## start

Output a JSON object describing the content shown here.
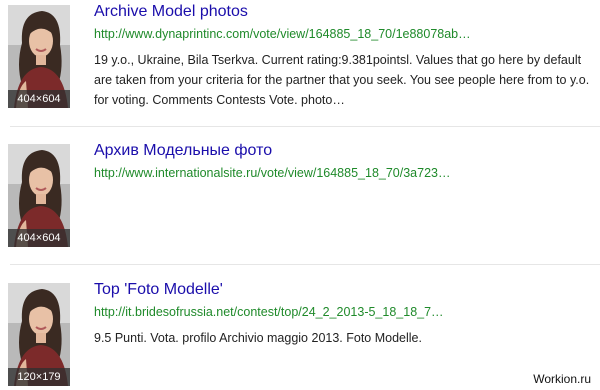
{
  "results": [
    {
      "title": "Archive Model photos",
      "url": "http://www.dynaprintinc.com/vote/view/164885_18_70/1e88078ab…",
      "snippet": "19 y.o., Ukraine, Bila Tserkva. Current rating:9.381pointsl. Values that go here by default are taken from your criteria for the partner that you seek. You see people here from to y.o. for voting. Comments Contests Vote. photo…",
      "image_size": "404×604"
    },
    {
      "title": "Архив Модельные фото",
      "url": "http://www.internationalsite.ru/vote/view/164885_18_70/3a723…",
      "snippet": "",
      "image_size": "404×604"
    },
    {
      "title": "Top 'Foto Modelle'",
      "url": "http://it.bridesofrussia.net/contest/top/24_2_2013-5_18_18_7…",
      "snippet": "9.5 Punti. Vota. profilo Archivio maggio 2013. Foto Modelle.",
      "image_size": "120×179"
    }
  ],
  "watermark": "Workion.ru",
  "colors": {
    "title": "#1a0dab",
    "url": "#1f8a2a",
    "snippet": "#222222"
  }
}
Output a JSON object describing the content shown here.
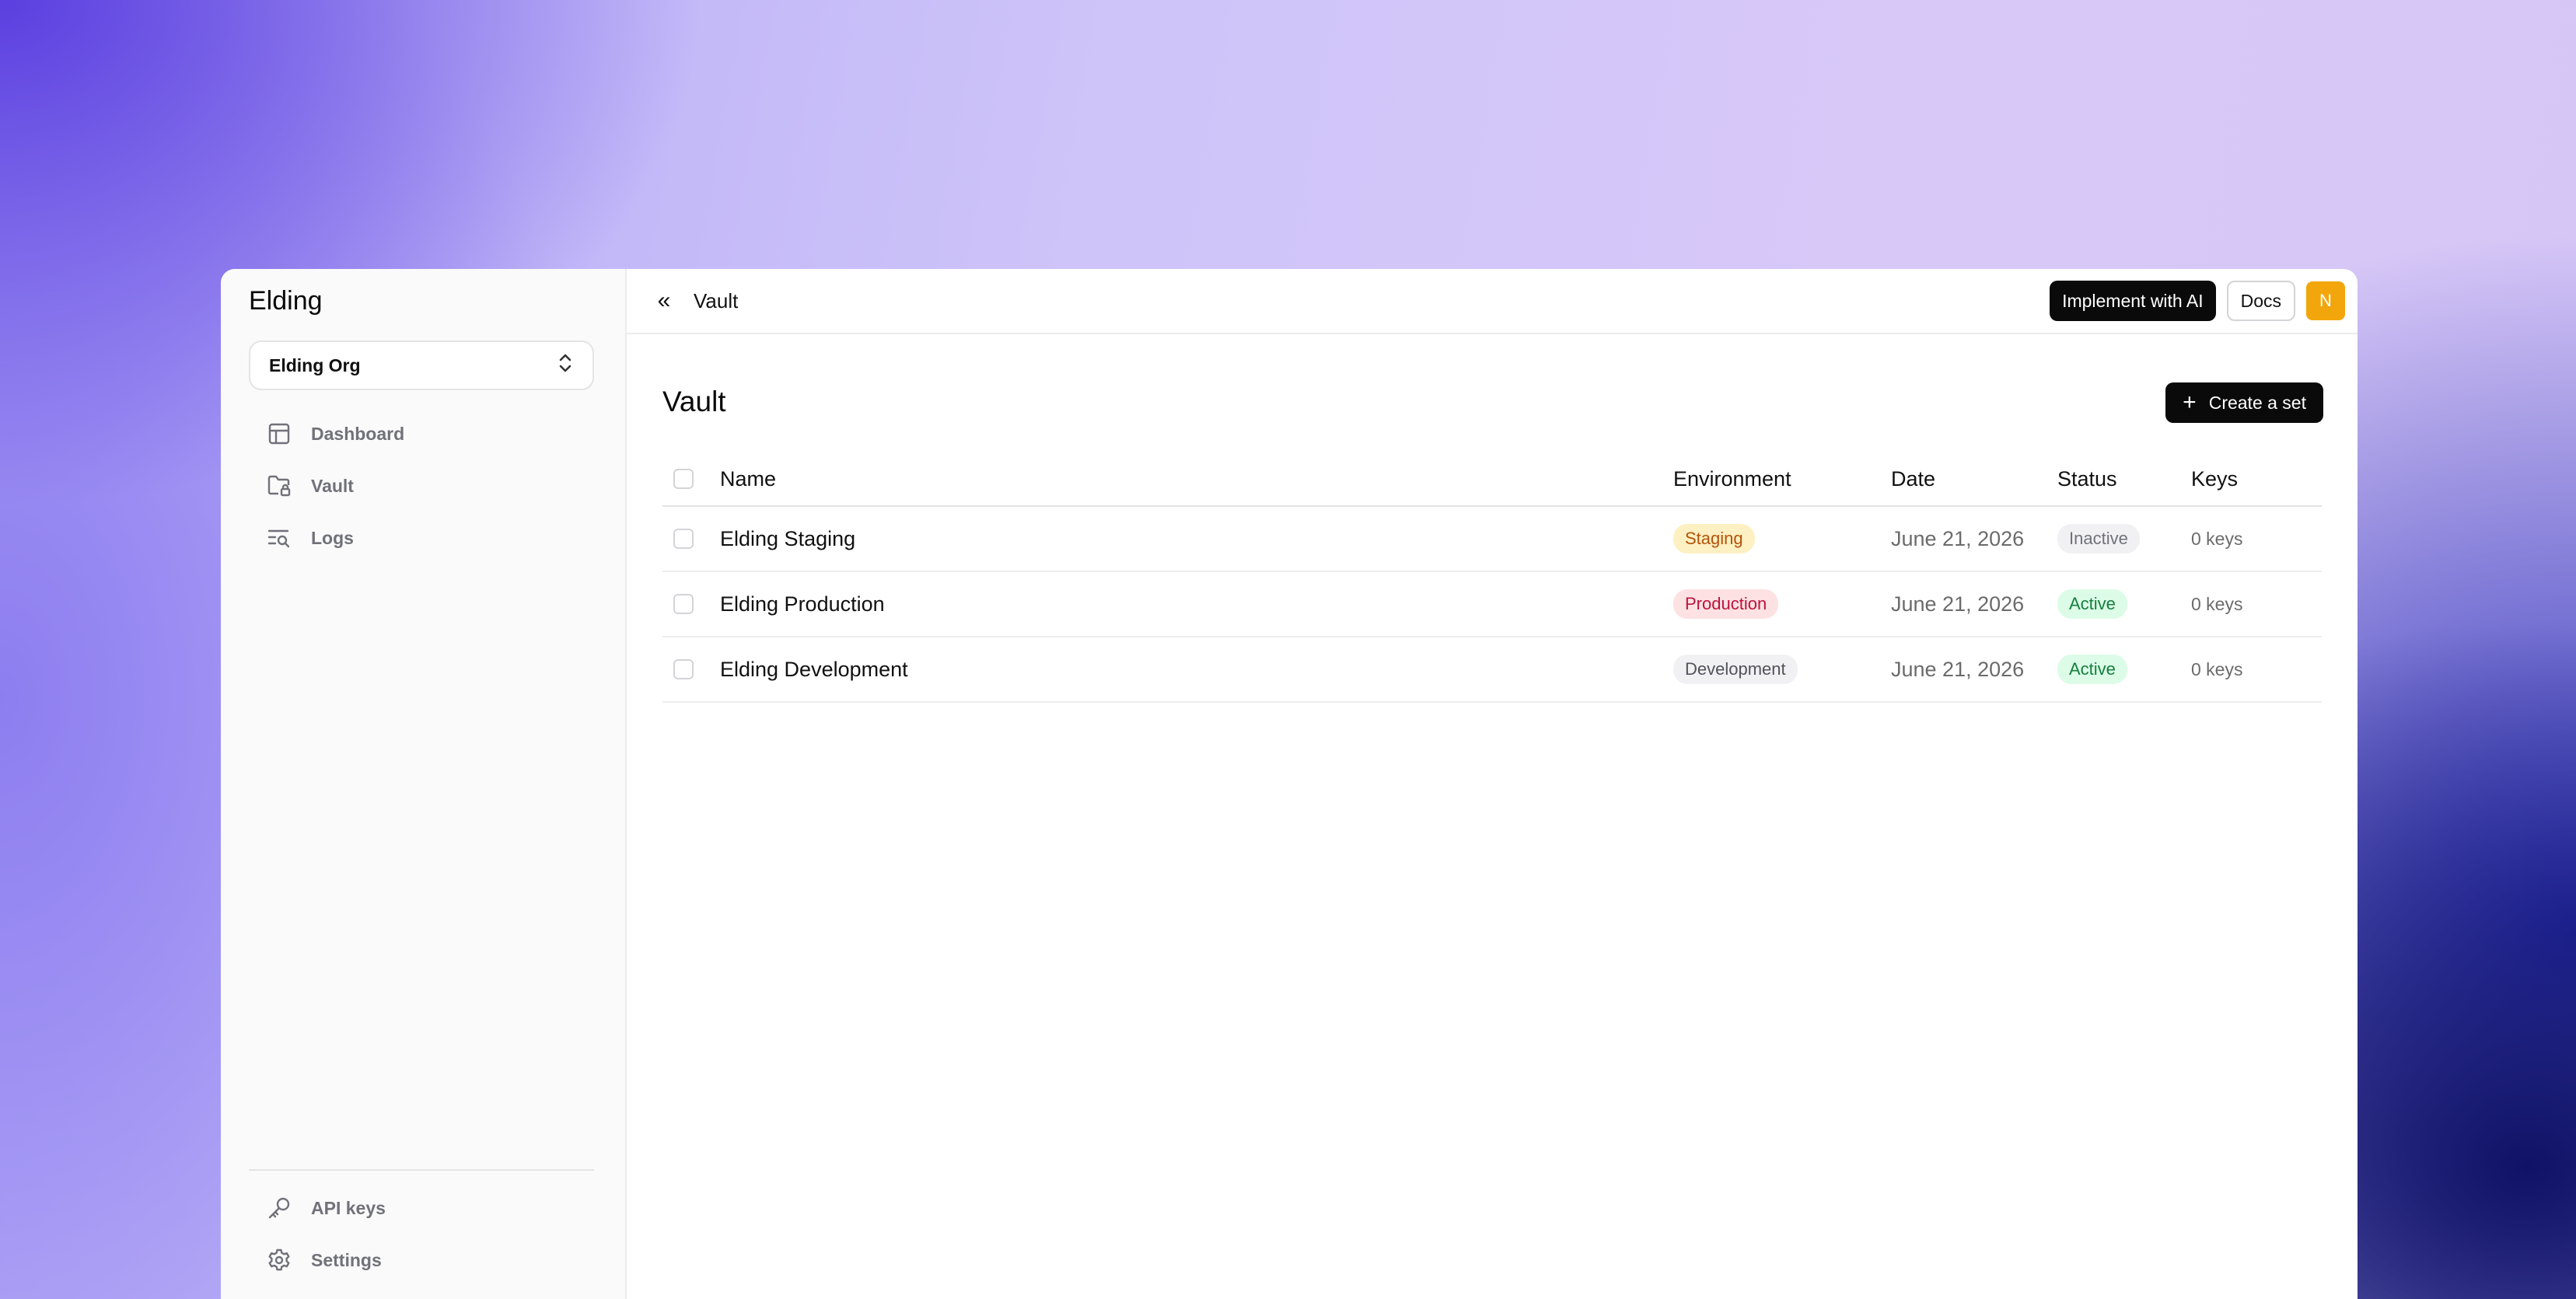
{
  "sidebar": {
    "brand": "Elding",
    "org_select": {
      "value": "Elding Org"
    },
    "nav_items": [
      {
        "label": "Dashboard",
        "icon": "layout-icon"
      },
      {
        "label": "Vault",
        "icon": "folder-lock-icon"
      },
      {
        "label": "Logs",
        "icon": "list-search-icon"
      }
    ],
    "bottom_items": [
      {
        "label": "API keys",
        "icon": "key-icon"
      },
      {
        "label": "Settings",
        "icon": "gear-icon"
      }
    ]
  },
  "topbar": {
    "collapse_glyph": "«",
    "breadcrumb": "Vault",
    "implement_label": "Implement with AI",
    "docs_label": "Docs",
    "avatar_initial": "N",
    "avatar_color": "#f2a60c"
  },
  "main": {
    "title": "Vault",
    "create_label": "Create a set",
    "table": {
      "columns": {
        "name": "Name",
        "environment": "Environment",
        "date": "Date",
        "status": "Status",
        "keys": "Keys"
      },
      "rows": [
        {
          "name": "Elding Staging",
          "environment": "Staging",
          "date": "June 21, 2026",
          "status": "Inactive",
          "keys": "0 keys"
        },
        {
          "name": "Elding Production",
          "environment": "Production",
          "date": "June 21, 2026",
          "status": "Active",
          "keys": "0 keys"
        },
        {
          "name": "Elding Development",
          "environment": "Development",
          "date": "June 21, 2026",
          "status": "Active",
          "keys": "0 keys"
        }
      ]
    }
  },
  "colors": {
    "staging_bg": "#fdf0c2",
    "staging_fg": "#b45309",
    "production_bg": "#fde1e3",
    "production_fg": "#be123c",
    "development_bg": "#f1f1f3",
    "development_fg": "#52525b",
    "active_bg": "#dcfce7",
    "active_fg": "#15803d",
    "inactive_bg": "#f1f1f3",
    "inactive_fg": "#71717a"
  }
}
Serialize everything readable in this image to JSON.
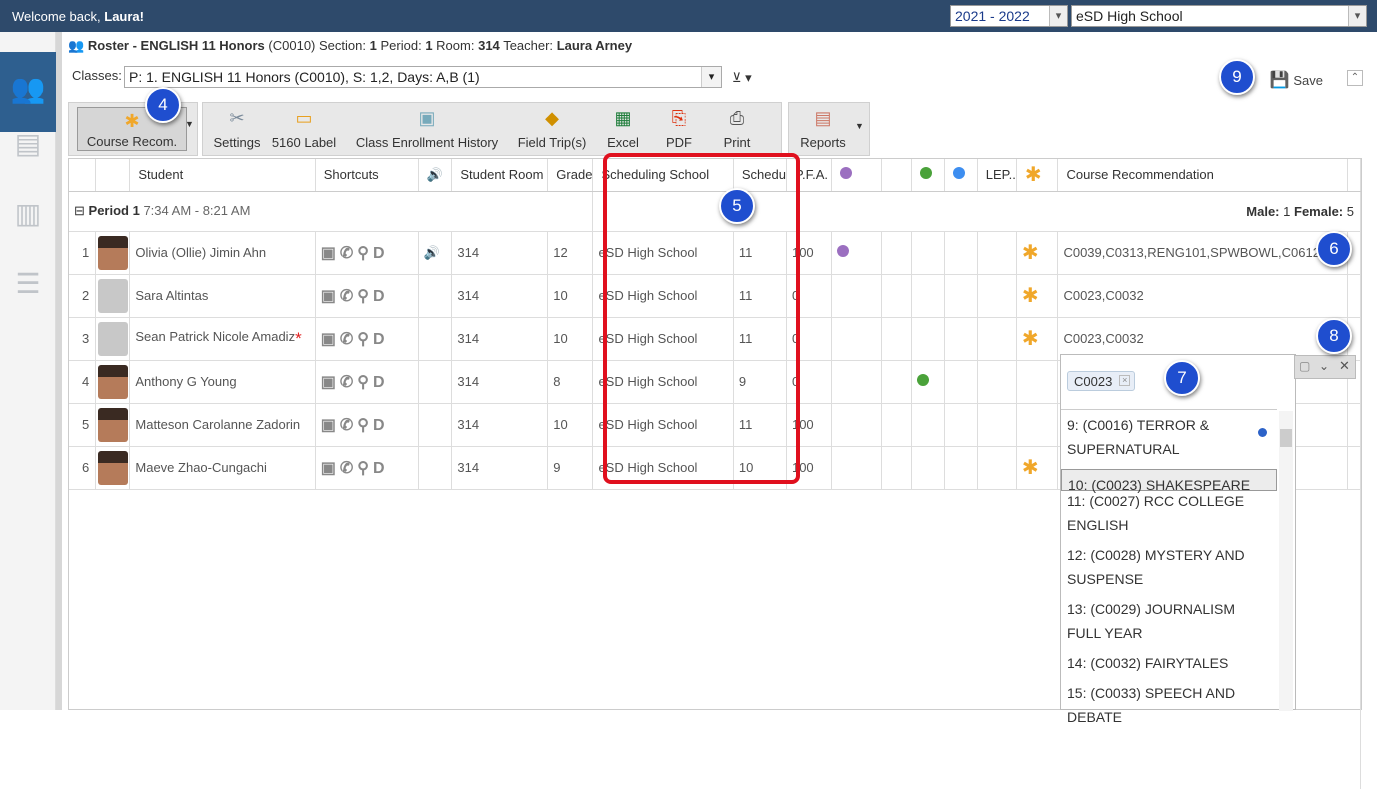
{
  "topbar": {
    "welcome_prefix": "Welcome back, ",
    "welcome_name": "Laura!",
    "year_select": "2021 - 2022",
    "school_select": "eSD High School"
  },
  "roster": {
    "label": "Roster - ENGLISH 11 Honors",
    "course_code": "(C0010)",
    "section_label": "Section:",
    "section": "1",
    "period_label": "Period:",
    "period": "1",
    "room_label": "Room:",
    "room": "314",
    "teacher_label": "Teacher:",
    "teacher": "Laura Arney"
  },
  "classes": {
    "label": "Classes:",
    "value": "P: 1. ENGLISH 11 Honors (C0010), S: 1,2, Days: A,B (1)"
  },
  "save_label": "Save",
  "toolbar": {
    "course_recom": "Course Recom.",
    "settings": "Settings",
    "label5160": "5160 Label",
    "class_enrollment_history": "Class Enrollment History",
    "field_trips": "Field Trip(s)",
    "excel": "Excel",
    "pdf": "PDF",
    "print": "Print",
    "reports": "Reports"
  },
  "columns": {
    "student": "Student",
    "shortcuts": "Shortcuts",
    "student_room": "Student Room",
    "grade": "Grade",
    "scheduling_school": "Scheduling School",
    "schedu": "Schedu",
    "pfa": "P.F.A.",
    "lep": "LEP..",
    "course_recommendation": "Course Recommendation"
  },
  "group": {
    "title": "Period 1",
    "time": "7:34 AM - 8:21 AM",
    "male_label": "Male:",
    "male": "1",
    "female_label": "Female:",
    "female": "5"
  },
  "rows": [
    {
      "num": "1",
      "name": "Olivia (Ollie) Jimin Ahn",
      "room": "314",
      "grade": "12",
      "school": "eSD High School",
      "sched": "11",
      "pfa": "100",
      "rec": "C0039,C0313,RENG101,SPWBOWL,C0612"
    },
    {
      "num": "2",
      "name": "Sara Altintas",
      "room": "314",
      "grade": "10",
      "school": "eSD High School",
      "sched": "11",
      "pfa": "0",
      "rec": "C0023,C0032"
    },
    {
      "num": "3",
      "name": "Sean Patrick Nicole Amadiz",
      "room": "314",
      "grade": "10",
      "school": "eSD High School",
      "sched": "11",
      "pfa": "0",
      "rec": "C0023,C0032"
    },
    {
      "num": "4",
      "name": "Anthony G Young",
      "room": "314",
      "grade": "8",
      "school": "eSD High School",
      "sched": "9",
      "pfa": "0",
      "rec": ""
    },
    {
      "num": "5",
      "name": "Matteson Carolanne Zadorin",
      "room": "314",
      "grade": "10",
      "school": "eSD High School",
      "sched": "11",
      "pfa": "100",
      "rec": ""
    },
    {
      "num": "6",
      "name": "Maeve Zhao-Cungachi",
      "room": "314",
      "grade": "9",
      "school": "eSD High School",
      "sched": "10",
      "pfa": "100",
      "rec": ""
    }
  ],
  "popup": {
    "chip": "C0023",
    "options": [
      "9: (C0016) TERROR & SUPERNATURAL",
      "10: (C0023) SHAKESPEARE",
      "11: (C0027) RCC COLLEGE ENGLISH",
      "12: (C0028) MYSTERY AND SUSPENSE",
      "13: (C0029) JOURNALISM FULL YEAR",
      "14: (C0032) FAIRYTALES",
      "15: (C0033) SPEECH AND DEBATE"
    ]
  },
  "badges": {
    "b4": "4",
    "b5": "5",
    "b6": "6",
    "b7": "7",
    "b8": "8",
    "b9": "9"
  },
  "colors": {
    "highlight": "#e0101e",
    "badge": "#1f4ecf",
    "purple": "#9b6fc0",
    "green": "#4aa23a",
    "blue": "#3d8ef0",
    "star": "#f0a72a"
  }
}
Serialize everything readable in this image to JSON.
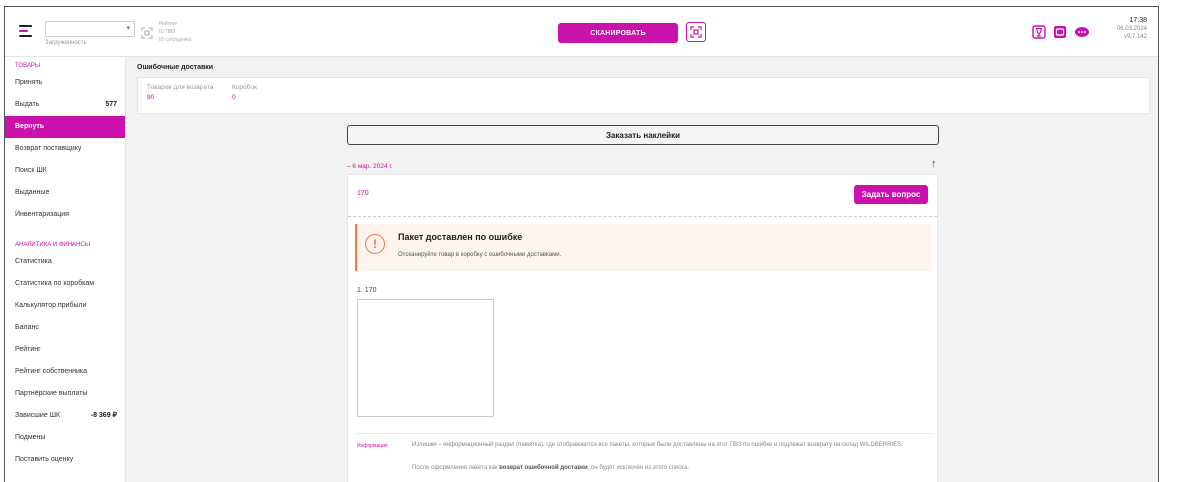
{
  "header": {
    "pvz_caption": "Загруженность",
    "rating": {
      "line1": "Рейтинг",
      "line2": "ID ПВЗ",
      "line3": "ID сотрудника"
    },
    "scan_label": "СКАНИРОВАТЬ",
    "time": "17:38",
    "date": "06.03.2024",
    "version": "v9.7.142"
  },
  "sidebar": {
    "section_goods": "ТОВАРЫ",
    "section_finance": "АНАЛИТИКА И ФИНАНСЫ",
    "items": [
      {
        "label": "Принять"
      },
      {
        "label": "Выдать",
        "badge": "577"
      },
      {
        "label": "Вернуть"
      },
      {
        "label": "Возврат поставщику"
      },
      {
        "label": "Поиск ШК"
      },
      {
        "label": "Выданные"
      },
      {
        "label": "Инвентаризация"
      }
    ],
    "finance_items": [
      {
        "label": "Статистика"
      },
      {
        "label": "Статистика по коробкам"
      },
      {
        "label": "Калькулятор прибыли"
      },
      {
        "label": "Баланс"
      },
      {
        "label": "Рейтинг"
      },
      {
        "label": "Рейтинг собственника"
      },
      {
        "label": "Партнёрские выплаты"
      },
      {
        "label": "Зависшие ШК",
        "badge": "-8 369 ₽"
      },
      {
        "label": "Подмены"
      },
      {
        "label": "Поставить оценку"
      }
    ]
  },
  "main": {
    "title": "Ошибочные доставки",
    "stats": {
      "returns_label": "Товаров для возврата",
      "returns_value": "90",
      "boxes_label": "Коробок",
      "boxes_value": "0"
    },
    "order_stickers_label": "Заказать наклейки",
    "date_label": "– 6 мар. 2024 г.",
    "box": {
      "number": "170",
      "ask_label": "Задать вопрос",
      "alert_title": "Пакет доставлен по ошибке",
      "alert_text": "Отсканируйте товар в коробку с ошибочными доставками.",
      "item_label": "1. 170",
      "info_title": "Информация",
      "info_text": "Излишки – информационный раздел (памятка), где отображаются все пакеты, которые были доставлены на этот ПВЗ по ошибке и подлежат возврату на склад WILDBERRIES.",
      "info_text2_prefix": "После оформления пакета как ",
      "info_text2_bold": "возврат ошибочной доставки",
      "info_text2_suffix": ", он будет исключён из этого списка."
    }
  },
  "colors": {
    "brand": "#cb11ab",
    "alert": "#f07b3c"
  },
  "icons": [
    "menu-icon",
    "chevron-down-icon",
    "rating-scan-icon",
    "qr-scan-icon",
    "wine-glass-icon",
    "wallet-icon",
    "chat-icon",
    "arrow-up-icon",
    "warning-icon"
  ]
}
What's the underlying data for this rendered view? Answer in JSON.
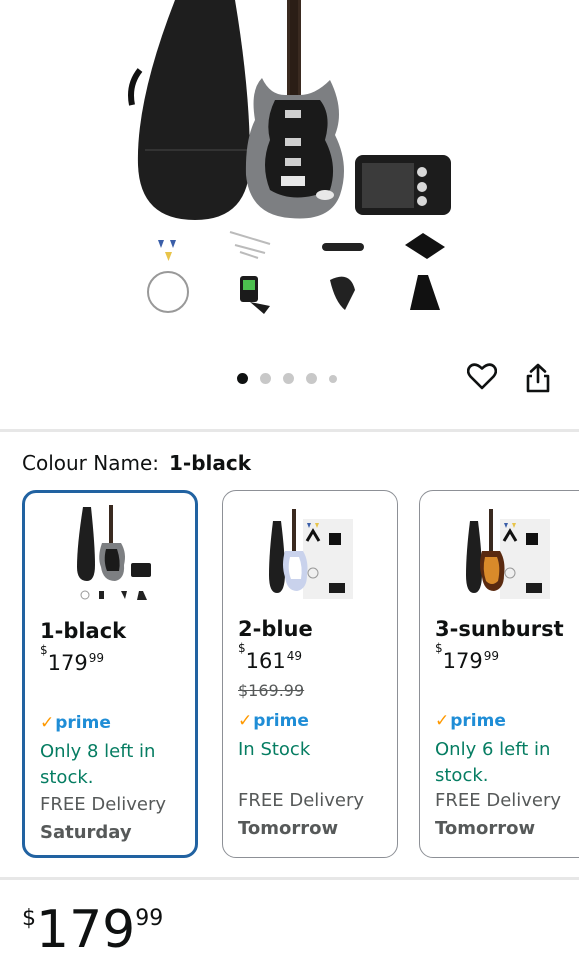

## end

◆ **Exercise objective**
Count each line with "Статистика" in it and report that figure by itself.

◆ **The output**
2